THE TASK ▸
Exact wording is required for every entry; transcribe all of them and leave the images out.

══ INFORMATION SHOWN ══

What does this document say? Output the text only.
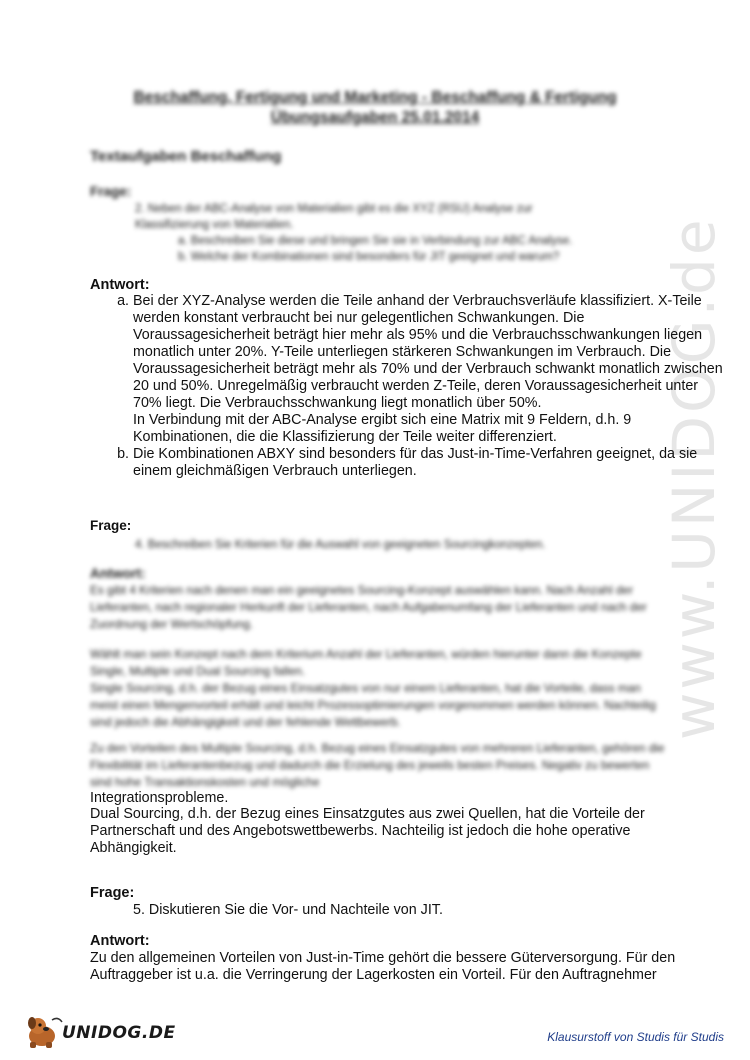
www.UNIDOG.de
Beschaffung, Fertigung und Marketing - Beschaffung & Fertigung
Übungsaufgaben 25.01.2014
Textaufgaben Beschaffung
Frage:
2. Neben der ABC-Analyse von Materialien gibt es die XYZ (RSU) Analyse zur
Klassifizierung von Materialien.
a. Beschreiben Sie diese und bringen Sie sie in Verbindung zur ABC Analyse.
b. Welche der Kombinationen sind besonders für JIT geeignet und warum?
Antwort:
a. Bei der XYZ-Analyse werden die Teile anhand der Verbrauchsverläufe klassifiziert. X-Teile werden konstant verbraucht bei nur gelegentlichen Schwankungen. Die Voraussagesicherheit beträgt hier mehr als 95% und die Verbrauchsschwankungen liegen monatlich unter 20%. Y-Teile unterliegen stärkeren Schwankungen im Verbrauch. Die Voraussagesicherheit beträgt mehr als 70% und der Verbrauch schwankt monatlich zwischen 20 und 50%. Unregelmäßig verbraucht werden Z-Teile, deren Voraussagesicherheit unter 70% liegt. Die Verbrauchsschwankung liegt monatlich über 50%.
In Verbindung mit der ABC-Analyse ergibt sich eine Matrix mit 9 Feldern, d.h. 9 Kombinationen, die die Klassifizierung der Teile weiter differenziert.
b. Die Kombinationen ABXY sind besonders für das Just-in-Time-Verfahren geeignet, da sie einem gleichmäßigen Verbrauch unterliegen.
Frage:
4. Beschreiben Sie Kriterien für die Auswahl von geeigneten Sourcingkonzepten.
Antwort:
Es gibt 4 Kriterien nach denen man ein geeignetes Sourcing-Konzept auswählen kann. Nach Anzahl der Lieferanten, nach regionaler Herkunft der Lieferanten, nach Aufgabenumfang der Lieferanten und nach der Zuordnung der Wertschöpfung.
Wählt man sein Konzept nach dem Kriterium Anzahl der Lieferanten, würden hierunter dann die Konzepte Single, Multiple und Dual Sourcing fallen.
Single Sourcing, d.h. der Bezug eines Einsatzgutes von nur einem Lieferanten, hat die Vorteile, dass man meist einen Mengenvorteil erhält und leicht Prozessoptimierungen vorgenommen werden können. Nachteilig sind jedoch die Abhängigkeit und der fehlende Wettbewerb.
Zu den Vorteilen des Multiple Sourcing, d.h. Bezug eines Einsatzgutes von mehreren Lieferanten, gehören die Flexibilität im Lieferantenbezug und dadurch die Erzielung des jeweils besten Preises. Negativ zu bewerten sind hohe Transaktionskosten und mögliche
Integrationsprobleme.
Dual Sourcing, d.h. der Bezug eines Einsatzgutes aus zwei Quellen, hat die Vorteile der Partnerschaft und des Angebotswettbewerbs. Nachteilig ist jedoch die hohe operative Abhängigkeit.
Frage:
5. Diskutieren Sie die Vor- und Nachteile von JIT.
Antwort:
Zu den allgemeinen Vorteilen von Just-in-Time gehört die bessere Güterversorgung. Für den Auftraggeber ist u.a. die Verringerung der Lagerkosten ein Vorteil. Für den Auftragnehmer
UNIDOG.DE	Klausurstoff von Studis für Studis
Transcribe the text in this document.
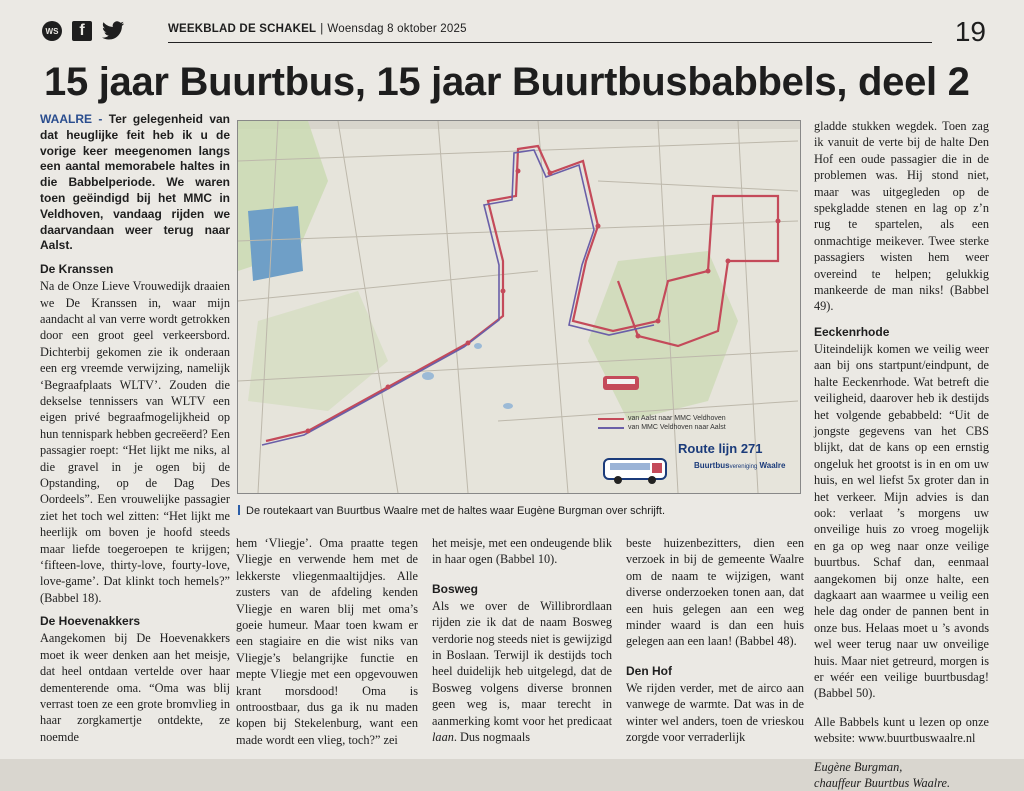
WS f	WEEKBLAD DE SCHAKEL | Woensdag 8 oktober 2025	19
15 jaar Buurtbus, 15 jaar Buurtbusbabbels, deel 2

WAALRE - Ter gelegenheid van dat heuglijke feit heb ik u de vorige keer meegenomen langs een aantal memorabele haltes in die Babbelperiode. We waren toen geëindigd bij het MMC in Veldhoven, vandaag rijden we daarvandaan weer terug naar Aalst.

De Kranssen

Na de Onze Lieve Vrouwedijk draaien we De Kranssen in, waar mijn aandacht al van verre wordt getrokken door een groot geel verkeersbord. Dichterbij gekomen zie ik onderaan een erg vreemde verwijzing, namelijk ‘Begraafplaats WLTV’. Zouden die dekselse tennissers van WLTV een eigen privé begraafmogelijkheid op hun tennispark hebben gecreëerd? Een passagier roept: “Het lijkt me niks, al die gravel in je ogen bij de Opstanding, op de Dag Des Oordeels”. Een vrouwelijke passagier ziet het toch wel zitten: “Het lijkt me heerlijk om boven je hoofd steeds maar liefde toegeroepen te krijgen; ‘fifteen-love, thirty-love, fourty-love, love-game’. Dat klinkt toch hemels?” (Babbel 18).

De Hoevenakkers

Aangekomen bij De Hoevenakkers moet ik weer denken aan het meisje, dat heel ontdaan vertelde over haar dementerende oma. “Oma was blij verrast toen ze een grote bromvlieg in haar zorgkamertje ontdekte, ze noemde

van Aalst naar MMC Veldhoven
van MMC Veldhoven naar Aalst
Route lijn 271
Buurtbusvereniging Waalre
De routekaart van Buurtbus Waalre met de haltes waar Eugène Burgman over schrijft.

hem ‘Vliegje’. Oma praatte tegen Vliegje en verwende hem met de lekkerste vliegenmaaltijdjes. Alle zusters van de afdeling kenden Vliegje en waren blij met oma’s goeie humeur. Maar toen kwam er een stagiaire en die wist niks van Vliegje’s belangrijke functie en mepte Vliegje met een opgevouwen krant morsdood! Oma is ontroostbaar, dus ga ik nu maden kopen bij Stekelenburg, want een made wordt een vlieg, toch?” zei

het meisje, met een ondeugende blik in haar ogen (Babbel 10).

Bosweg

Als we over de Willibrordlaan rijden zie ik dat de naam Bosweg verdorie nog steeds niet is gewijzigd in Boslaan. Terwijl ik destijds toch heel duidelijk heb uitgelegd, dat de Bosweg volgens diverse bronnen geen weg is, maar terecht in aanmerking komt voor het predicaat laan. Dus nogmaals

beste huizenbezitters, dien een verzoek in bij de gemeente Waalre om de naam te wijzigen, want diverse onderzoeken tonen aan, dat een huis gelegen aan een weg minder waard is dan een huis gelegen aan een laan! (Babbel 48).

Den Hof

We rijden verder, met de airco aan vanwege de warmte. Dat was in de winter wel anders, toen de vrieskou zorgde voor verraderlijk

gladde stukken wegdek. Toen zag ik vanuit de verte bij de halte Den Hof een oude passagier die in de problemen was. Hij stond niet, maar was uitgegleden op de spekgladde stenen en lag op z’n rug te spartelen, als een onmachtige meikever. Twee sterke passagiers wisten hem weer overeind te helpen; gelukkig mankeerde de man niks! (Babbel 49).

Eeckenrhode

Uiteindelijk komen we veilig weer aan bij ons startpunt/eindpunt, de halte Eeckenrhode. Wat betreft die veiligheid, daarover heb ik destijds het volgende gebabbeld: “Uit de jongste gegevens van het CBS blijkt, dat de kans op een ernstig ongeluk het grootst is in en om uw huis, en wel liefst 5x groter dan in het verkeer. Mijn advies is dan ook: verlaat ’s morgens uw onveilige huis zo vroeg mogelijk en ga op weg naar onze veilige buurtbus. Schaf dan, eenmaal aangekomen bij onze halte, een dagkaart aan waarmee u veilig een hele dag onder de pannen bent in onze bus. Helaas moet u ’s avonds wel weer terug naar uw onveilige huis. Maar niet getreurd, morgen is er wéér een veilige buurtbusdag! (Babbel 50).

Alle Babbels kunt u lezen op onze website: www.buurtbuswaalre.nl

Eugène Burgman,

chauffeur Buurtbus Waalre.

═══

FINISHED EXERCISE ▸
What does this document say? Output the text only.
www.UNIDOG.de
Beschaffung, Fertigung und Marketing - Beschaffung & Fertigung
Übungsaufgaben 25.01.2014
Textaufgaben Beschaffung
Frage:
2. Neben der ABC-Analyse von Materialien gibt es die XYZ (RSU) Analyse zur
Klassifizierung von Materialien.
a. Beschreiben Sie diese und bringen Sie sie in Verbindung zur ABC Analyse.
b. Welche der Kombinationen sind besonders für JIT geeignet und warum?
Antwort:
a. Bei der XYZ-Analyse werden die Teile anhand der Verbrauchsverläufe klassifiziert. X-Teile werden konstant verbraucht bei nur gelegentlichen Schwankungen. Die Voraussagesicherheit beträgt hier mehr als 95% und die Verbrauchsschwankungen liegen monatlich unter 20%. Y-Teile unterliegen stärkeren Schwankungen im Verbrauch. Die Voraussagesicherheit beträgt mehr als 70% und der Verbrauch schwankt monatlich zwischen 20 und 50%. Unregelmäßig verbraucht werden Z-Teile, deren Voraussagesicherheit unter 70% liegt. Die Verbrauchsschwankung liegt monatlich über 50%.
In Verbindung mit der ABC-Analyse ergibt sich eine Matrix mit 9 Feldern, d.h. 9 Kombinationen, die die Klassifizierung der Teile weiter differenziert.
b. Die Kombinationen ABXY sind besonders für das Just-in-Time-Verfahren geeignet, da sie einem gleichmäßigen Verbrauch unterliegen.
Frage:
4. Beschreiben Sie Kriterien für die Auswahl von geeigneten Sourcingkonzepten.
Antwort:
Es gibt 4 Kriterien nach denen man ein geeignetes Sourcing-Konzept auswählen kann. Nach Anzahl der Lieferanten, nach regionaler Herkunft der Lieferanten, nach Aufgabenumfang der Lieferanten und nach der Zuordnung der Wertschöpfung.
Wählt man sein Konzept nach dem Kriterium Anzahl der Lieferanten, würden hierunter dann die Konzepte Single, Multiple und Dual Sourcing fallen.
Single Sourcing, d.h. der Bezug eines Einsatzgutes von nur einem Lieferanten, hat die Vorteile, dass man meist einen Mengenvorteil erhält und leicht Prozessoptimierungen vorgenommen werden können. Nachteilig sind jedoch die Abhängigkeit und der fehlende Wettbewerb.
Zu den Vorteilen des Multiple Sourcing, d.h. Bezug eines Einsatzgutes von mehreren Lieferanten, gehören die Flexibilität im Lieferantenbezug und dadurch die Erzielung des jeweils besten Preises. Negativ zu bewerten sind hohe Transaktionskosten und mögliche
Integrationsprobleme.
Dual Sourcing, d.h. der Bezug eines Einsatzgutes aus zwei Quellen, hat die Vorteile der Partnerschaft und des Angebotswettbewerbs. Nachteilig ist jedoch die hohe operative Abhängigkeit.
Frage:
5. Diskutieren Sie die Vor- und Nachteile von JIT.
Antwort:
Zu den allgemeinen Vorteilen von Just-in-Time gehört die bessere Güterversorgung. Für den Auftraggeber ist u.a. die Verringerung der Lagerkosten ein Vorteil. Für den Auftragnehmer
UNIDOG.DE	Klausurstoff von Studis für Studis
Transcribe the text in this document.
WS f	WEEKBLAD DE SCHAKEL | Woensdag 8 oktober 2025	19
15 jaar Buurtbus, 15 jaar Buurtbusbabbels, deel 2

WAALRE - Ter gelegenheid van dat heuglijke feit heb ik u de vorige keer meegenomen langs een aantal memorabele haltes in die Babbelperiode. We waren toen geëindigd bij het MMC in Veldhoven, vandaag rijden we daarvandaan weer terug naar Aalst.

De Kranssen

Na de Onze Lieve Vrouwedijk draaien we De Kranssen in, waar mijn aandacht al van verre wordt getrokken door een groot geel verkeersbord. Dichterbij gekomen zie ik onderaan een erg vreemde verwijzing, namelijk ‘Begraafplaats WLTV’. Zouden die dekselse tennissers van WLTV een eigen privé begraafmogelijkheid op hun tennispark hebben gecreëerd? Een passagier roept: “Het lijkt me niks, al die gravel in je ogen bij de Opstanding, op de Dag Des Oordeels”. Een vrouwelijke passagier ziet het toch wel zitten: “Het lijkt me heerlijk om boven je hoofd steeds maar liefde toegeroepen te krijgen; ‘fifteen-love, thirty-love, fourty-love, love-game’. Dat klinkt toch hemels?” (Babbel 18).

De Hoevenakkers

Aangekomen bij De Hoevenakkers moet ik weer denken aan het meisje, dat heel ontdaan vertelde over haar dementerende oma. “Oma was blij verrast toen ze een grote bromvlieg in haar zorgkamertje ontdekte, ze noemde

van Aalst naar MMC Veldhoven
van MMC Veldhoven naar Aalst
Route lijn 271
Buurtbusvereniging Waalre
De routekaart van Buurtbus Waalre met de haltes waar Eugène Burgman over schrijft.

hem ‘Vliegje’. Oma praatte tegen Vliegje en verwende hem met de lekkerste vliegenmaaltijdjes. Alle zusters van de afdeling kenden Vliegje en waren blij met oma’s goeie humeur. Maar toen kwam er een stagiaire en die wist niks van Vliegje’s belangrijke functie en mepte Vliegje met een opgevouwen krant morsdood! Oma is ontroostbaar, dus ga ik nu maden kopen bij Stekelenburg, want een made wordt een vlieg, toch?” zei

het meisje, met een ondeugende blik in haar ogen (Babbel 10).

Bosweg

Als we over de Willibrordlaan rijden zie ik dat de naam Bosweg verdorie nog steeds niet is gewijzigd in Boslaan. Terwijl ik destijds toch heel duidelijk heb uitgelegd, dat de Bosweg volgens diverse bronnen geen weg is, maar terecht in aanmerking komt voor het predicaat laan. Dus nogmaals

beste huizenbezitters, dien een verzoek in bij de gemeente Waalre om de naam te wijzigen, want diverse onderzoeken tonen aan, dat een huis gelegen aan een weg minder waard is dan een huis gelegen aan een laan! (Babbel 48).

Den Hof

We rijden verder, met de airco aan vanwege de warmte. Dat was in de winter wel anders, toen de vrieskou zorgde voor verraderlijk

gladde stukken wegdek. Toen zag ik vanuit de verte bij de halte Den Hof een oude passagier die in de problemen was. Hij stond niet, maar was uitgegleden op de spekgladde stenen en lag op z’n rug te spartelen, als een onmachtige meikever. Twee sterke passagiers wisten hem weer overeind te helpen; gelukkig mankeerde de man niks! (Babbel 49).

Eeckenrhode

Uiteindelijk komen we veilig weer aan bij ons startpunt/eindpunt, de halte Eeckenrhode. Wat betreft die veiligheid, daarover heb ik destijds het volgende gebabbeld: “Uit de jongste gegevens van het CBS blijkt, dat de kans op een ernstig ongeluk het grootst is in en om uw huis, en wel liefst 5x groter dan in het verkeer. Mijn advies is dan ook: verlaat ’s morgens uw onveilige huis zo vroeg mogelijk en ga op weg naar onze veilige buurtbus. Schaf dan, eenmaal aangekomen bij onze halte, een dagkaart aan waarmee u veilig een hele dag onder de pannen bent in onze bus. Helaas moet u ’s avonds wel weer terug naar uw onveilige huis. Maar niet getreurd, morgen is er wéér een veilige buurtbusdag! (Babbel 50).

Alle Babbels kunt u lezen op onze website: www.buurtbuswaalre.nl

Eugène Burgman,

chauffeur Buurtbus Waalre.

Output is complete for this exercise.